#### Records shown
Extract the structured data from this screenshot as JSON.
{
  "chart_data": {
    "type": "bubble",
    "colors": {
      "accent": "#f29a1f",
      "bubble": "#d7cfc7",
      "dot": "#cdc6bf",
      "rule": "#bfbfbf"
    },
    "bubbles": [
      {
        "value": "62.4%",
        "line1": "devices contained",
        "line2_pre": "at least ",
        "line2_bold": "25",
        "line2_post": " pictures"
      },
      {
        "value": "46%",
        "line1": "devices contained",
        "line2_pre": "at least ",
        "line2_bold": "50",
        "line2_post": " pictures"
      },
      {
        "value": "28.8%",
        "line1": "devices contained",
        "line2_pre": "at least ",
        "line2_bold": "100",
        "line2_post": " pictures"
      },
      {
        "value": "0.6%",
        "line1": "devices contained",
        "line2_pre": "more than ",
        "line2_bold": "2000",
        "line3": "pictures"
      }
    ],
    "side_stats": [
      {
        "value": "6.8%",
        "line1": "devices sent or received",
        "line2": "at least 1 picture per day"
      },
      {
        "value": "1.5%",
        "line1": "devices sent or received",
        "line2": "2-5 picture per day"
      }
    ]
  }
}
########
§ **Task prompt**:
Repeat the material above in full, keeping every word.

§ **Finished task**:
Extract the structured data from this screenshot as JSON.
{
  "chart_data": {
    "type": "bubble",
    "colors": {
      "accent": "#f29a1f",
      "bubble": "#d7cfc7",
      "dot": "#cdc6bf",
      "rule": "#bfbfbf"
    },
    "bubbles": [
      {
        "value": "62.4%",
        "line1": "devices contained",
        "line2_pre": "at least ",
        "line2_bold": "25",
        "line2_post": " pictures"
      },
      {
        "value": "46%",
        "line1": "devices contained",
        "line2_pre": "at least ",
        "line2_bold": "50",
        "line2_post": " pictures"
      },
      {
        "value": "28.8%",
        "line1": "devices contained",
        "line2_pre": "at least ",
        "line2_bold": "100",
        "line2_post": " pictures"
      },
      {
        "value": "0.6%",
        "line1": "devices contained",
        "line2_pre": "more than ",
        "line2_bold": "2000",
        "line3": "pictures"
      }
    ],
    "side_stats": [
      {
        "value": "6.8%",
        "line1": "devices sent or received",
        "line2": "at least 1 picture per day"
      },
      {
        "value": "1.5%",
        "line1": "devices sent or received",
        "line2": "2-5 picture per day"
      }
    ]
  }
}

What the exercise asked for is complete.